***** RECORDS PROVIDED *****

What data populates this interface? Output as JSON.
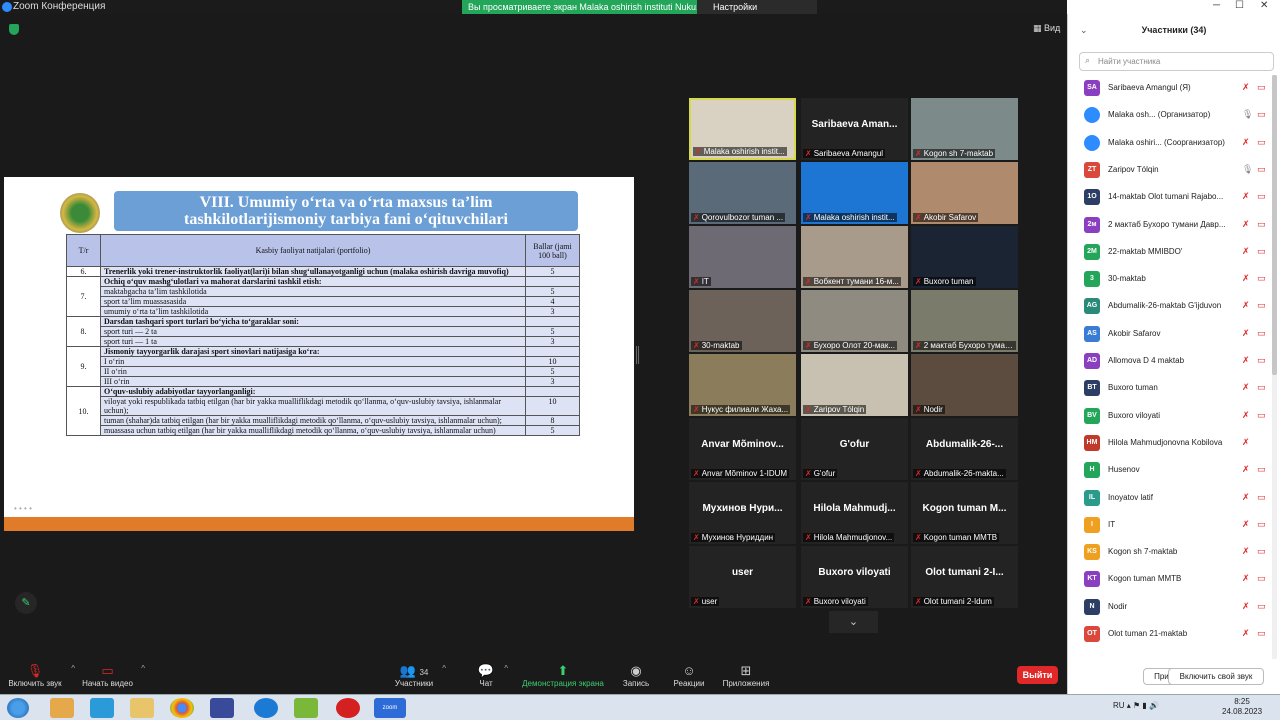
{
  "window": {
    "title": "Zoom Конференция",
    "banner": "Вы просматриваете экран Malaka oshirish instituti Nuku...",
    "view_options": "Настройки просмотра",
    "view_button": "Вид"
  },
  "slide": {
    "title_line1": "VIII. Umumiy o‘rta va o‘rta maxsus ta’lim",
    "title_line2": "tashkilotlarijismoniy tarbiya fani o‘qituvchilari",
    "col_num": "T/r",
    "col_activity": "Kasbiy faoliyat natijalari (portfolio)",
    "col_points": "Ballar (jami 100 ball)",
    "rows": [
      {
        "num": "6.",
        "items": [
          {
            "text": "Trenerlik yoki trener-instruktorlik faoliyat(lari)i bilan shug‘ullanayotganligi uchun (malaka oshirish davriga muvofiq)",
            "pts": "5",
            "bold": true
          }
        ]
      },
      {
        "num": "7.",
        "items": [
          {
            "text": "Ochiq o‘quv mashg‘ulotlari va mahorat darslarini tashkil etish:",
            "pts": "",
            "bold": true
          },
          {
            "text": "maktabgacha ta’lim tashkilotida",
            "pts": "5",
            "bold": false
          },
          {
            "text": "sport ta’lim muassasasida",
            "pts": "4",
            "bold": false
          },
          {
            "text": "umumiy o‘rta ta’lim tashkilotida",
            "pts": "3",
            "bold": false
          }
        ]
      },
      {
        "num": "8.",
        "items": [
          {
            "text": "Darsdan tashqari sport turlari bo‘yicha to‘garaklar soni:",
            "pts": "",
            "bold": true
          },
          {
            "text": "sport turi — 2 ta",
            "pts": "5",
            "bold": false
          },
          {
            "text": "sport turi — 1 ta",
            "pts": "3",
            "bold": false
          }
        ]
      },
      {
        "num": "9.",
        "items": [
          {
            "text": "Jismoniy tayyorgarlik darajasi sport sinovlari natijasiga ko‘ra:",
            "pts": "",
            "bold": true
          },
          {
            "text": "I o‘rin",
            "pts": "10",
            "bold": false
          },
          {
            "text": "II o‘rin",
            "pts": "5",
            "bold": false
          },
          {
            "text": "III o‘rin",
            "pts": "3",
            "bold": false
          }
        ]
      },
      {
        "num": "10.",
        "items": [
          {
            "text": "O‘quv-uslubiy adabiyotlar tayyorlanganligi:",
            "pts": "",
            "bold": true
          },
          {
            "text": "viloyat yoki respublikada tatbiq etilgan (har bir yakka mualliflikdagi metodik qo‘llanma, o‘quv-uslubiy tavsiya, ishlanmalar uchun);",
            "pts": "10",
            "bold": false
          },
          {
            "text": "tuman (shahar)da tatbiq etilgan (har bir yakka mualliflikdagi metodik qo‘llanma, o‘quv-uslubiy tavsiya, ishlanmalar uchun);",
            "pts": "8",
            "bold": false
          },
          {
            "text": "muassasa uchun tatbiq etilgan (har bir yakka mualliflikdagi metodik qo‘llanma, o‘quv-uslubiy tavsiya, ishlanmalar uchun)",
            "pts": "5",
            "bold": false
          }
        ]
      }
    ]
  },
  "tiles": [
    {
      "label": "Malaka oshirish instit...",
      "big": "",
      "bg": "#d9d2c2",
      "active": true
    },
    {
      "label": "Saribaeva Amangul",
      "big": "Saribaeva Aman...",
      "bg": ""
    },
    {
      "label": "Kogon sh 7-maktab",
      "big": "",
      "bg": "#7c8a8a"
    },
    {
      "label": "Qorovulbozor tuman ...",
      "big": "",
      "bg": "#5b6a78"
    },
    {
      "label": "Malaka oshirish instit...",
      "big": "",
      "bg": "#1e76d4"
    },
    {
      "label": "Akobir Safarov",
      "big": "",
      "bg": "#b08a6c"
    },
    {
      "label": "IT",
      "big": "",
      "bg": "#6e6a74"
    },
    {
      "label": "Вобкент тумани 16-м...",
      "big": "",
      "bg": "#a99b8c"
    },
    {
      "label": "Buxoro tuman",
      "big": "",
      "bg": "#1a2433"
    },
    {
      "label": "30-maktab",
      "big": "",
      "bg": "#6c625a"
    },
    {
      "label": "Бухоро Олот 20-мак...",
      "big": "",
      "bg": "#8f8b80"
    },
    {
      "label": "2 мактаб Бухоро туман...",
      "big": "",
      "bg": "#7b7b6c"
    },
    {
      "label": "Нукус филиали Жаха...",
      "big": "",
      "bg": "#8b7c5c"
    },
    {
      "label": "Zaripov Tólqin",
      "big": "",
      "bg": "#c8c0b0"
    },
    {
      "label": "Nodir",
      "big": "",
      "bg": "#5c4c40"
    },
    {
      "label": "Anvar Mõminov 1-IDUM",
      "big": "Anvar Mõminov...",
      "bg": ""
    },
    {
      "label": "G'ofur",
      "big": "G'ofur",
      "bg": ""
    },
    {
      "label": "Abdumalik-26-makta...",
      "big": "Abdumalik-26-...",
      "bg": ""
    },
    {
      "label": "Мухинов Нуриддин",
      "big": "Мухинов Нури...",
      "bg": ""
    },
    {
      "label": "Hilola Mahmudjonov...",
      "big": "Hilola Mahmudj...",
      "bg": ""
    },
    {
      "label": "Kogon tuman MMTB",
      "big": "Kogon tuman M...",
      "bg": ""
    },
    {
      "label": "user",
      "big": "user",
      "bg": ""
    },
    {
      "label": "Buxoro viloyati",
      "big": "Buxoro viloyati",
      "bg": ""
    },
    {
      "label": "Olot tumani 2-Idum",
      "big": "Olot tumani 2-I...",
      "bg": ""
    }
  ],
  "toolbar": {
    "unmute": "Включить звук",
    "video": "Начать видео",
    "participants": "Участники",
    "participants_count": "34",
    "chat": "Чат",
    "share": "Демонстрация экрана",
    "record": "Запись",
    "reactions": "Реакции",
    "apps": "Приложения",
    "leave": "Выйти"
  },
  "panel": {
    "title": "Участники (34)",
    "search_placeholder": "Найти участника",
    "invite": "Пригласить",
    "unmute_me": "Включить свой звук",
    "participants": [
      {
        "initials": "SA",
        "name": "Saribaeva Amangul (Я)",
        "color": "#8a3fc0",
        "mic": "off",
        "cam": "off"
      },
      {
        "initials": "",
        "name": "Malaka osh... (Организатор)",
        "color": "#2d8cff",
        "mic": "on",
        "cam": "on"
      },
      {
        "initials": "",
        "name": "Malaka oshiri... (Соорганизатор)",
        "color": "#2d8cff",
        "mic": "off",
        "cam": "off"
      },
      {
        "initials": "ZT",
        "name": "Zaripov Tólqin",
        "color": "#d9483b",
        "mic": "on",
        "cam": "on"
      },
      {
        "initials": "1O",
        "name": "14-maktab Olot tumani Rajabo...",
        "color": "#2c3e66",
        "mic": "off",
        "cam": "off"
      },
      {
        "initials": "2м",
        "name": "2 мактаб Бухоро тумани Давр...",
        "color": "#8a3fc0",
        "mic": "off",
        "cam": "off"
      },
      {
        "initials": "2M",
        "name": "22-maktab MMIBDO'",
        "color": "#23a55a",
        "mic": "off",
        "cam": "off"
      },
      {
        "initials": "3",
        "name": "30-maktab",
        "color": "#23a55a",
        "mic": "off",
        "cam": "off"
      },
      {
        "initials": "AG",
        "name": "Abdumalik-26-maktab G'ijduvon",
        "color": "#2a8a7a",
        "mic": "off",
        "cam": "off"
      },
      {
        "initials": "AS",
        "name": "Akobir Safarov",
        "color": "#3a7bd5",
        "mic": "off",
        "cam": "off"
      },
      {
        "initials": "AD",
        "name": "Allomova D 4 maktab",
        "color": "#8a3fc0",
        "mic": "off",
        "cam": "off"
      },
      {
        "initials": "BT",
        "name": "Buxoro tuman",
        "color": "#2c3e66",
        "mic": "off",
        "cam": "off"
      },
      {
        "initials": "BV",
        "name": "Buxoro viloyati",
        "color": "#23a55a",
        "mic": "off",
        "cam": "off"
      },
      {
        "initials": "HM",
        "name": "Hilola Mahmudjonovna Kobilova",
        "color": "#c0392b",
        "mic": "off",
        "cam": ""
      },
      {
        "initials": "H",
        "name": "Husenov",
        "color": "#23a55a",
        "mic": "off",
        "cam": "off"
      },
      {
        "initials": "IL",
        "name": "Inoyatov latif",
        "color": "#2a9a8a",
        "mic": "off",
        "cam": "off"
      },
      {
        "initials": "I",
        "name": "IT",
        "color": "#f0a020",
        "mic": "off",
        "cam": "off"
      },
      {
        "initials": "KS",
        "name": "Kogon sh 7-maktab",
        "color": "#f0a020",
        "mic": "off",
        "cam": "off"
      },
      {
        "initials": "KT",
        "name": "Kogon tuman MMTB",
        "color": "#8a3fc0",
        "mic": "off",
        "cam": "off"
      },
      {
        "initials": "N",
        "name": "Nodir",
        "color": "#2c3e66",
        "mic": "off",
        "cam": "off"
      },
      {
        "initials": "OT",
        "name": "Olot tuman 21-maktab",
        "color": "#d9483b",
        "mic": "off",
        "cam": "off"
      }
    ]
  },
  "taskbar": {
    "lang": "RU",
    "time": "8:25",
    "date": "24.08.2023",
    "zoom_label": "zoom"
  }
}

*****

WORK INSTRUCTIONS
Each line that holds the word "viloyati" is to be copied.

THE ANSWER
      "label": "Buxoro viloyati",
      "big": "Buxoro viloyati",
        "name": "Buxoro viloyati",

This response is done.